▸ To do
Word for word, repeat the entries, minus the pictures.

▸ Data
******************************

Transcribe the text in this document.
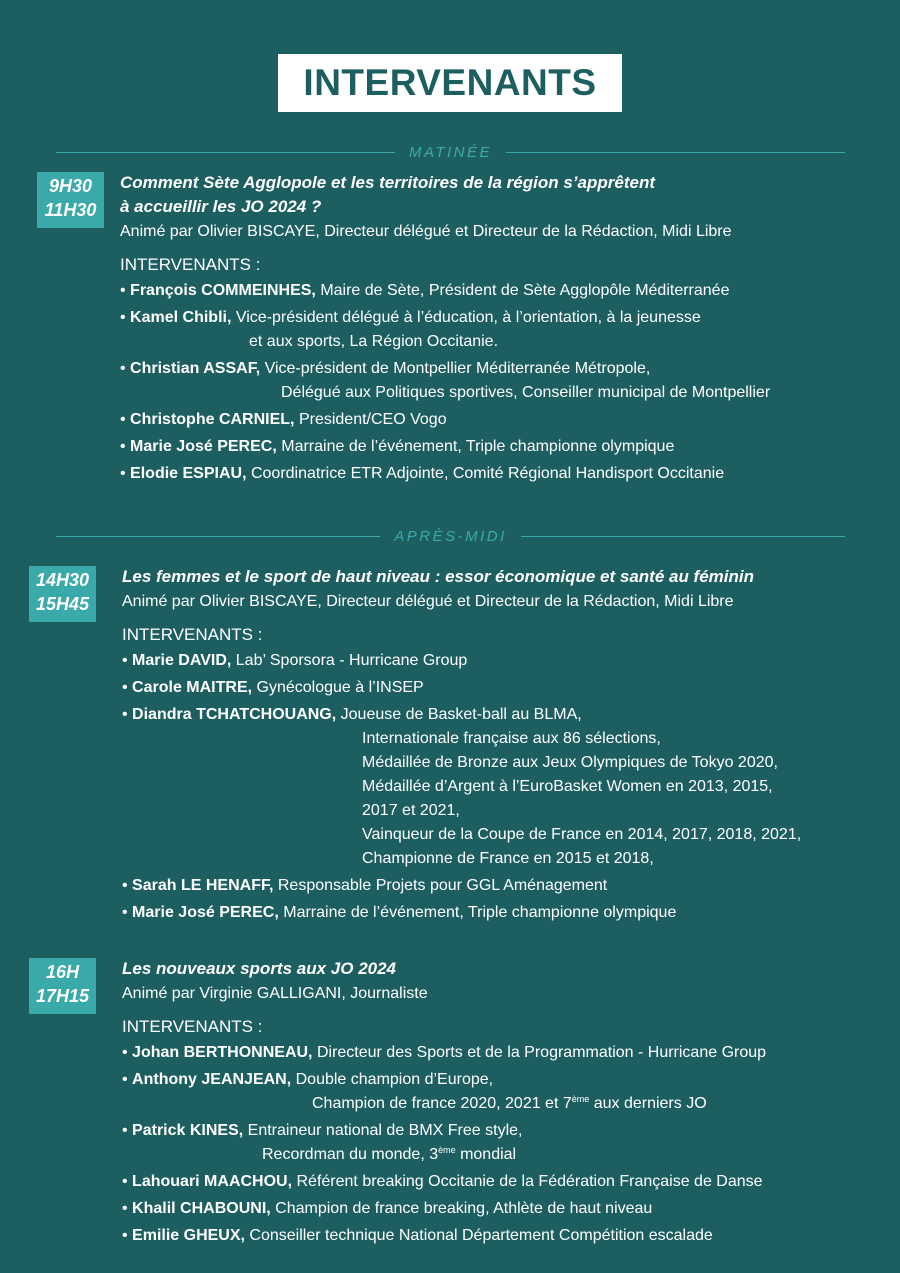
INTERVENANTS
MATINÉE
9H30
11H30
Comment Sète Agglopole et les territoires de la région s’apprêtent
à accueillir les JO 2024 ?
Animé par Olivier BISCAYE, Directeur délégué et Directeur de la Rédaction, Midi Libre
INTERVENANTS :
• François COMMEINHES, Maire de Sète, Président de Sète Agglopôle Méditerranée
• Kamel Chibli, Vice-président délégué à l’éducation, à l’orientation, à la jeunesse
et aux sports, La Région Occitanie.
• Christian ASSAF, Vice-président de Montpellier Méditerranée Métropole,
Délégué aux Politiques sportives, Conseiller municipal de Montpellier
• Christophe CARNIEL, President/CEO Vogo
• Marie José PEREC, Marraine de l’événement, Triple championne olympique
• Elodie ESPIAU, Coordinatrice ETR Adjointe, Comité Régional Handisport Occitanie
APRÈS-MIDI
14H30
15H45
Les femmes et le sport de haut niveau : essor économique et santé au féminin
Animé par Olivier BISCAYE, Directeur délégué et Directeur de la Rédaction, Midi Libre
INTERVENANTS :
• Marie DAVID, Lab’ Sporsora - Hurricane Group
• Carole MAITRE, Gynécologue à l’INSEP
• Diandra TCHATCHOUANG, Joueuse de Basket-ball au BLMA,
Internationale française aux 86 sélections,
Médaillée de Bronze aux Jeux Olympiques de Tokyo 2020,
Médaillée d’Argent à l’EuroBasket Women en 2013, 2015,
2017 et 2021,
Vainqueur de la Coupe de France en 2014, 2017, 2018, 2021,
Championne de France en 2015 et 2018,
• Sarah LE HENAFF, Responsable Projets pour GGL Aménagement
• Marie José PEREC, Marraine de l’événement, Triple championne olympique
16H
17H15
Les nouveaux sports aux JO 2024
Animé par Virginie GALLIGANI, Journaliste
INTERVENANTS :
• Johan BERTHONNEAU, Directeur des Sports et de la Programmation - Hurricane Group
• Anthony JEANJEAN, Double champion d’Europe,
Champion de france 2020, 2021 et 7ème aux derniers JO
• Patrick KINES, Entraineur national de BMX Free style,
Recordman du monde, 3ème mondial
• Lahouari MAACHOU, Référent breaking Occitanie de la Fédération Française de Danse
• Khalil CHABOUNI, Champion de france breaking, Athlète de haut niveau
• Emilie GHEUX, Conseiller technique National Département Compétition escalade
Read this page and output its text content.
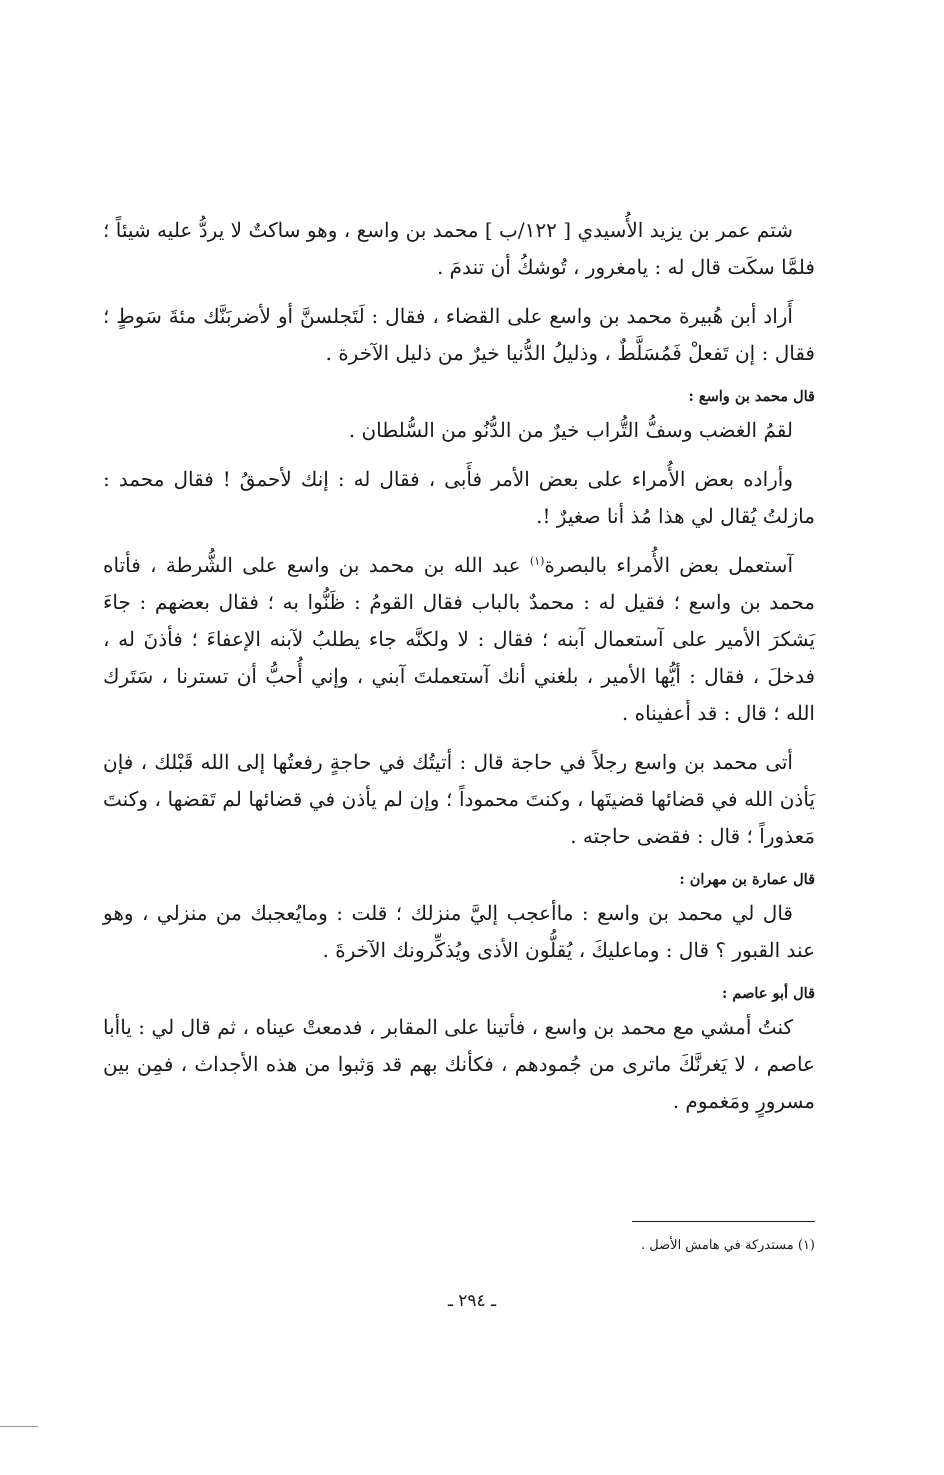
شتم عمر بن يزيد الأُسيدي [ ١٢٢/ب ] محمد بن واسع ، وهو ساكتٌ لا يردُّ عليه شيئاً ؛ فلمَّا سكَت قال له : يامغرور ، تُوشكُ أن تندمَ .

أَراد أبن هُبيرة محمد بن واسع على القضاء ، فقال : لَتَجلسنَّ أو لأضربَنَّك مئةَ سَوطٍ ؛ فقال : إن تَفعلْ فَمُسَلَّطٌ ، وذليلُ الدُّنيا خيرٌ من ذليل الآخرة .

قال محمد بن واسع :

لقمُ الغضب وسفُّ التُّراب خيرٌ من الدُّنُو من السُّلطان .

وأراده بعض الأُمراء على بعض الأمر فأَبى ، فقال له : إنك لأحمقُ ! فقال محمد : مازلتُ يُقال لي هذا مُذ أنا صغيرٌ !.

آستعمل بعض الأُمراء بالبصرة$^{(١)}$ عبد الله بن محمد بن واسع على الشُّرطة ، فأتاه محمد بن واسع ؛ فقيل له : محمدٌ بالباب فقال القومُ : ظَنُّوا به ؛ فقال بعضهم : جاءَ يَشكرَ الأمير على آستعمال آبنه ؛ فقال : لا ولكنَّه جاء يطلبُ لآبنه الإعفاءَ ؛ فأذنَ له ، فدخلَ ، فقال : أيُّها الأمير ، بلغني أنك آستعملتَ آبني ، وإني أُحبُّ أن تسترنا ، سَتَرك الله ؛ قال : قد أعفيناه .

أتى محمد بن واسع رجلاً في حاجة قال : أتيتُك في حاجةٍ رفعتُها إلى الله قَبْلك ، فإن يَأذن الله في قضائها قضيتَها ، وكنتَ محموداً ؛ وإن لم يأذن في قضائها لم تَقضها ، وكنتَ مَعذوراً ؛ قال : فقضى حاجته .

قال عمارة بن مهران :

قال لي محمد بن واسع : ماأعجب إليَّ منزلك ؛ قلت : ومايُعجبك من منزلي ، وهو عند القبور ؟ قال : وماعليكَ ، يُقلُّون الأذى ويُذكِّرونك الآخرةَ .

قال أبو عاصم :

كنتُ أمشي مع محمد بن واسع ، فأتينا على المقابر ، فدمعتْ عيناه ، ثم قال لي : ياأبا عاصم ، لا يَغرنَّكَ ماترى من جُمودهم ، فكأنك بهم قد وَثبوا من هذه الأجداث ، فمِن بين مسرورٍ ومَغموم .

(١) مستدركة في هامش الأصل .
ـ ٢٩٤ ـ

******************************

▸ Problem solution
Transcribe the text in this document.
INTERVENANTS
MATINÉE
9H30
11H30
Comment Sète Agglopole et les territoires de la région s’apprêtent
à accueillir les JO 2024 ?
Animé par Olivier BISCAYE, Directeur délégué et Directeur de la Rédaction, Midi Libre
INTERVENANTS :
• François COMMEINHES, Maire de Sète, Président de Sète Agglopôle Méditerranée
• Kamel Chibli, Vice-président délégué à l’éducation, à l’orientation, à la jeunesse
et aux sports, La Région Occitanie.
• Christian ASSAF, Vice-président de Montpellier Méditerranée Métropole,
Délégué aux Politiques sportives, Conseiller municipal de Montpellier
• Christophe CARNIEL, President/CEO Vogo
• Marie José PEREC, Marraine de l’événement, Triple championne olympique
• Elodie ESPIAU, Coordinatrice ETR Adjointe, Comité Régional Handisport Occitanie
APRÈS-MIDI
14H30
15H45
Les femmes et le sport de haut niveau : essor économique et santé au féminin
Animé par Olivier BISCAYE, Directeur délégué et Directeur de la Rédaction, Midi Libre
INTERVENANTS :
• Marie DAVID, Lab’ Sporsora - Hurricane Group
• Carole MAITRE, Gynécologue à l’INSEP
• Diandra TCHATCHOUANG, Joueuse de Basket-ball au BLMA,
Internationale française aux 86 sélections,
Médaillée de Bronze aux Jeux Olympiques de Tokyo 2020,
Médaillée d’Argent à l’EuroBasket Women en 2013, 2015,
2017 et 2021,
Vainqueur de la Coupe de France en 2014, 2017, 2018, 2021,
Championne de France en 2015 et 2018,
• Sarah LE HENAFF, Responsable Projets pour GGL Aménagement
• Marie José PEREC, Marraine de l’événement, Triple championne olympique
16H
17H15
Les nouveaux sports aux JO 2024
Animé par Virginie GALLIGANI, Journaliste
INTERVENANTS :
• Johan BERTHONNEAU, Directeur des Sports et de la Programmation - Hurricane Group
• Anthony JEANJEAN, Double champion d’Europe,
Champion de france 2020, 2021 et 7ème aux derniers JO
• Patrick KINES, Entraineur national de BMX Free style,
Recordman du monde, 3ème mondial
• Lahouari MAACHOU, Référent breaking Occitanie de la Fédération Française de Danse
• Khalil CHABOUNI, Champion de france breaking, Athlète de haut niveau
• Emilie GHEUX, Conseiller technique National Département Compétition escalade
Read this page and output its text content.
شتم عمر بن يزيد الأُسيدي [ ١٢٢/ب ] محمد بن واسع ، وهو ساكتٌ لا يردُّ عليه شيئاً ؛ فلمَّا سكَت قال له : يامغرور ، تُوشكُ أن تندمَ .

أَراد أبن هُبيرة محمد بن واسع على القضاء ، فقال : لَتَجلسنَّ أو لأضربَنَّك مئةَ سَوطٍ ؛ فقال : إن تَفعلْ فَمُسَلَّطٌ ، وذليلُ الدُّنيا خيرٌ من ذليل الآخرة .

قال محمد بن واسع :

لقمُ الغضب وسفُّ التُّراب خيرٌ من الدُّنُو من السُّلطان .

وأراده بعض الأُمراء على بعض الأمر فأَبى ، فقال له : إنك لأحمقُ ! فقال محمد : مازلتُ يُقال لي هذا مُذ أنا صغيرٌ !.

آستعمل بعض الأُمراء بالبصرة$^{(١)}$ عبد الله بن محمد بن واسع على الشُّرطة ، فأتاه محمد بن واسع ؛ فقيل له : محمدٌ بالباب فقال القومُ : ظَنُّوا به ؛ فقال بعضهم : جاءَ يَشكرَ الأمير على آستعمال آبنه ؛ فقال : لا ولكنَّه جاء يطلبُ لآبنه الإعفاءَ ؛ فأذنَ له ، فدخلَ ، فقال : أيُّها الأمير ، بلغني أنك آستعملتَ آبني ، وإني أُحبُّ أن تسترنا ، سَتَرك الله ؛ قال : قد أعفيناه .

أتى محمد بن واسع رجلاً في حاجة قال : أتيتُك في حاجةٍ رفعتُها إلى الله قَبْلك ، فإن يَأذن الله في قضائها قضيتَها ، وكنتَ محموداً ؛ وإن لم يأذن في قضائها لم تَقضها ، وكنتَ مَعذوراً ؛ قال : فقضى حاجته .

قال عمارة بن مهران :

قال لي محمد بن واسع : ماأعجب إليَّ منزلك ؛ قلت : ومايُعجبك من منزلي ، وهو عند القبور ؟ قال : وماعليكَ ، يُقلُّون الأذى ويُذكِّرونك الآخرةَ .

قال أبو عاصم :

كنتُ أمشي مع محمد بن واسع ، فأتينا على المقابر ، فدمعتْ عيناه ، ثم قال لي : ياأبا عاصم ، لا يَغرنَّكَ ماترى من جُمودهم ، فكأنك بهم قد وَثبوا من هذه الأجداث ، فمِن بين مسرورٍ ومَغموم .

(١) مستدركة في هامش الأصل .
ـ ٢٩٤ ـ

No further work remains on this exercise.